**SUAS TAREFAS:**
a) Transcreva do texto sobre o Dia de São Patrício o trecho que começa com as palavras "Em Chicago, o" e termina com "e os vovozinhos.".
b) Resuma em duas frases o texto sobre o Dia de São Patrício.

**BLOCO DE TEXTO:**

Caxias do Sul 07/05/2024

O meu milagre de São Patrício

Antiga lenda irlandesa serve de alegoria para o recebimento da tão esperada vacina contra a Covid-19
Produzido por Gustavo Miotti, 26/03/2021 às 14:34:40
Foto: ARQUIVO PESSOAL

Há quase três séculos, os Estados Unidos se tornaram o destino de milhares de imigrantes irlandeses. Junto com os italianos, eles foram seriamente discriminados por serem católicos, mediante uma população existente de maioria protestante. Mas, hoje em dia, o padroeiro da Irlanda, São Patrício, é amplamente celebrado pelos americanos no dia 17 de março.

Em Chicago, o rio homônimo à metrópole é pintado de verde, cor símbolo da Irlanda. A Casa Branca também tem suas fontes tangidas da mesma cor. Curiosamente, Biden é o segundo presidente americano católico e descendente de irlandeses, sendo o primeiro o inesquecível JFK.

Aqui onde moro, existe uma grande colônia de descendentes de irlandeses, facilmente identificados pelos sobrenomes, como Murphy e O’Sullivan - uma versão irlandesa de Santos e Silva - e o dia de São Patrício é festejado com um grande evento no centro histórico da cidade. A celebração me fez recordar as festas de Oktoberfest, com muita cerveja, comida e música típica, mas o que mais me chamou a atenção do Saint Patrick Day é que é uma festa da qual participa toda a família, desde bebês, cachorros e os vovozinhos.

Na rua principal da cidade, se realiza um tradicional desfile de comemoração à data, com singelos mas animados carros alegóricos das escolas, clubes e fraternidades. Para a alegria das crianças, também desfilam no cortejo os enormes caminhões dos bombeiros e os potentes carros da polícia local. O mais aplaudido é o xerife da cidade, por fazer um excelente trabalho de manter os “caras ruins” longe aqui.

**LISTAGEM DE DADOS:**

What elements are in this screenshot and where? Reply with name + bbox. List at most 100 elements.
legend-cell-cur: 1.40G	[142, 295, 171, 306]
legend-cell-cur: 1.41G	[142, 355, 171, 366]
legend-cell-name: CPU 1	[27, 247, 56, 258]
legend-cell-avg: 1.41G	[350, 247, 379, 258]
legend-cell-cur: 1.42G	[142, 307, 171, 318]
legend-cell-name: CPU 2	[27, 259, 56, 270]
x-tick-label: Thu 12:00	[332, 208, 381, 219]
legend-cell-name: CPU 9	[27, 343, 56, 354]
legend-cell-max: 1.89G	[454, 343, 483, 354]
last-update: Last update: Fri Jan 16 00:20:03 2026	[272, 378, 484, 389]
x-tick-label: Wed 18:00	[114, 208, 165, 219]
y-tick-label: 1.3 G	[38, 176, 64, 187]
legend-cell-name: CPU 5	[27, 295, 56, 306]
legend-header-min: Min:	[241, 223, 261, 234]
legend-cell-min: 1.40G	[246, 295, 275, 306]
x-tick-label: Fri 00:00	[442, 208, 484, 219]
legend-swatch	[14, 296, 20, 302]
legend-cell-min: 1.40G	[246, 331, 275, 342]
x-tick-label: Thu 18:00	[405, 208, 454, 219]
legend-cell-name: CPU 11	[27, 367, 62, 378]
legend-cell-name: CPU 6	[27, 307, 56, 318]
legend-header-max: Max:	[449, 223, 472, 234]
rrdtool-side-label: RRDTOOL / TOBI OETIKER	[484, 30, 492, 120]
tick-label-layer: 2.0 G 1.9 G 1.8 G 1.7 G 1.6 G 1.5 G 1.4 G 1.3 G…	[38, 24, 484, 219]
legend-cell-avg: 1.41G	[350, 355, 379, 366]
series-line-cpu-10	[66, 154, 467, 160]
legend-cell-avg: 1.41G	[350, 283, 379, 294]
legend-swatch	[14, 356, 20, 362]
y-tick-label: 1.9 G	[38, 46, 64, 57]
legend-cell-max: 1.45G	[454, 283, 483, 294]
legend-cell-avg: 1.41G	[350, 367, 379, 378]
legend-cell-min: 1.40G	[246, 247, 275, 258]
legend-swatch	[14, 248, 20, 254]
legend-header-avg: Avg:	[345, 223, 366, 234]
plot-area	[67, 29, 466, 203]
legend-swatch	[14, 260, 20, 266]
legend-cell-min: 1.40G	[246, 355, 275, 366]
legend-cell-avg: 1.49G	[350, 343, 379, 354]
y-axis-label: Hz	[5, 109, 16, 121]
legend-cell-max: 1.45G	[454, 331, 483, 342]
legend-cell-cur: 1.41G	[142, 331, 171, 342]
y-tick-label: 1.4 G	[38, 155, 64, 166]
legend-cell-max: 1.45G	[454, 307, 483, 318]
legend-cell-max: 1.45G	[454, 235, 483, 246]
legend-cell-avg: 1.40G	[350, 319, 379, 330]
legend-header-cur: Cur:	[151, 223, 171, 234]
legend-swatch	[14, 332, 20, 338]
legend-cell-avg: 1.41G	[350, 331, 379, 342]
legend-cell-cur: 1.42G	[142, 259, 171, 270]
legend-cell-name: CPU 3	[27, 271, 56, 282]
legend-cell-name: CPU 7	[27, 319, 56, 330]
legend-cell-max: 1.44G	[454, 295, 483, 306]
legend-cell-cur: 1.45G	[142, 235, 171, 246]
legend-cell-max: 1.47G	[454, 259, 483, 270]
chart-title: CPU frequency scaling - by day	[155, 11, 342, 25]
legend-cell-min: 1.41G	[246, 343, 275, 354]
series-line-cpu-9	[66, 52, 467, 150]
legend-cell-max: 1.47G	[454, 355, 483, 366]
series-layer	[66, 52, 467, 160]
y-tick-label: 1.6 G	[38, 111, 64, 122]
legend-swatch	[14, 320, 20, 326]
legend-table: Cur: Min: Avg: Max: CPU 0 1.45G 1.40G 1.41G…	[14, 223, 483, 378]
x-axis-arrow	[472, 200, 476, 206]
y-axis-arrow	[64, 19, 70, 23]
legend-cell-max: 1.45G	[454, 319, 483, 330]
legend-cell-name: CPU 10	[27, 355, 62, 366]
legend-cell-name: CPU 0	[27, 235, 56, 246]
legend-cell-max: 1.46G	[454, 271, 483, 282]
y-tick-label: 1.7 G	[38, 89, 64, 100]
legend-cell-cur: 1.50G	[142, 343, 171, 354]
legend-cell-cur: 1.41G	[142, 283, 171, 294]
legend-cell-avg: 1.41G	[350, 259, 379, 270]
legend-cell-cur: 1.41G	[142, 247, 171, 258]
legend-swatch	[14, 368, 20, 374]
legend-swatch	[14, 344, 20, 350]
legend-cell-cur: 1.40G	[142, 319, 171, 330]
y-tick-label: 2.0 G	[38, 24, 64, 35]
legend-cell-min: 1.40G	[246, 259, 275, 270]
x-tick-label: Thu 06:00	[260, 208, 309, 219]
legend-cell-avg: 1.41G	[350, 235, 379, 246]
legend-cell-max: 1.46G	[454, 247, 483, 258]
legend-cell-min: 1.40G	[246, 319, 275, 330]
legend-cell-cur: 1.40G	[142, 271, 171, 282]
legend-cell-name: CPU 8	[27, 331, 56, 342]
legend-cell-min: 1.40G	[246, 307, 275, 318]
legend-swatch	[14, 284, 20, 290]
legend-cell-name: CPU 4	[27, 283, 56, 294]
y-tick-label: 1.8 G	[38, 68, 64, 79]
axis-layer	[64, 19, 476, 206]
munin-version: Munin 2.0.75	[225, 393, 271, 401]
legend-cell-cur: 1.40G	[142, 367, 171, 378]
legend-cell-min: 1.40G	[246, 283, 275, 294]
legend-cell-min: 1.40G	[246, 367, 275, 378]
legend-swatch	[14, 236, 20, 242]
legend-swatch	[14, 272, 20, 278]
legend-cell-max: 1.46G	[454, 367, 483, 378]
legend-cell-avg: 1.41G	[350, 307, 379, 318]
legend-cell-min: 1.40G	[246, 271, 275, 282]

**RESULTADOS DAS TAREFAS:**
a)
Em Chicago, o rio homônimo à metrópole é pintado de verde, cor símbolo da Irlanda. A Casa Branca também tem suas fontes tangidas da mesma cor. Curiosamente, Biden é o segundo presidente americano católico e descendente de irlandeses, sendo o primeiro o inesquecível JFK.

Aqui onde moro, existe uma grande colônia de descendentes de irlandeses, facilmente identificados pelos sobrenomes, como Murphy e O’Sullivan - uma versão irlandesa de Santos e Silva - e o dia de São Patrício é festejado com um grande evento no centro histórico da cidade. A celebração me fez recordar as festas de Oktoberfest, com muita cerveja, comida e música típica, mas o que mais me chamou a atenção do Saint Patrick Day é que é uma festa da qual participa toda a família, desde bebês, cachorros e os vovozinhos.

b) Os imigrantes irlandeses foram discriminados nos Estados Unidos por serem católicos, mas hoje o padroeiro da Irlanda, São Patrício, é amplamente celebrado pelos americanos em 17 de março, e em Chicago o rio é pintado de verde. Na cidade onde vive quem escreve, a data é festejada com um grande evento em família no centro histórico e com um desfile de carros alegóricos, caminhões dos bombeiros e carros da polícia.